**Task instructions**
Nothing should be left out: output all of the entries exactly.

▽

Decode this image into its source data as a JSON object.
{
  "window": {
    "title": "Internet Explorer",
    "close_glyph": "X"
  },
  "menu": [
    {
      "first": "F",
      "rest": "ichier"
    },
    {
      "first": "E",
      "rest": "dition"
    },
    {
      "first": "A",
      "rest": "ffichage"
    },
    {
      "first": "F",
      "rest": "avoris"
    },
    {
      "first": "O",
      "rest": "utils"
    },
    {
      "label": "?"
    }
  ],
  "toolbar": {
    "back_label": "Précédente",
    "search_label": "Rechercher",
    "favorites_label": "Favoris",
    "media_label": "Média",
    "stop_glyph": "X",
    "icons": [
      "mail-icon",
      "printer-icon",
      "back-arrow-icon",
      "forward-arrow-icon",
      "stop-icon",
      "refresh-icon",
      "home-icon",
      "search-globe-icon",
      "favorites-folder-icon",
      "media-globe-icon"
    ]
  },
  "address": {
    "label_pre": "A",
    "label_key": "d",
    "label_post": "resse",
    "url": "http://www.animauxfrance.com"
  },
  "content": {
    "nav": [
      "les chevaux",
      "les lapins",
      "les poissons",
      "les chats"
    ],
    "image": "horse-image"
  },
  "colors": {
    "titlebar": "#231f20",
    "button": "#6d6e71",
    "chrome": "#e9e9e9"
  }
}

△

**The response**
Decode this image into its source data as a JSON object.
{
  "window": {
    "title": "Internet Explorer",
    "close_glyph": "X"
  },
  "menu": [
    {
      "first": "F",
      "rest": "ichier"
    },
    {
      "first": "E",
      "rest": "dition"
    },
    {
      "first": "A",
      "rest": "ffichage"
    },
    {
      "first": "F",
      "rest": "avoris"
    },
    {
      "first": "O",
      "rest": "utils"
    },
    {
      "label": "?"
    }
  ],
  "toolbar": {
    "back_label": "Précédente",
    "search_label": "Rechercher",
    "favorites_label": "Favoris",
    "media_label": "Média",
    "stop_glyph": "X",
    "icons": [
      "mail-icon",
      "printer-icon",
      "back-arrow-icon",
      "forward-arrow-icon",
      "stop-icon",
      "refresh-icon",
      "home-icon",
      "search-globe-icon",
      "favorites-folder-icon",
      "media-globe-icon"
    ]
  },
  "address": {
    "label_pre": "A",
    "label_key": "d",
    "label_post": "resse",
    "url": "http://www.animauxfrance.com"
  },
  "content": {
    "nav": [
      "les chevaux",
      "les lapins",
      "les poissons",
      "les chats"
    ],
    "image": "horse-image"
  },
  "colors": {
    "titlebar": "#231f20",
    "button": "#6d6e71",
    "chrome": "#e9e9e9"
  }
}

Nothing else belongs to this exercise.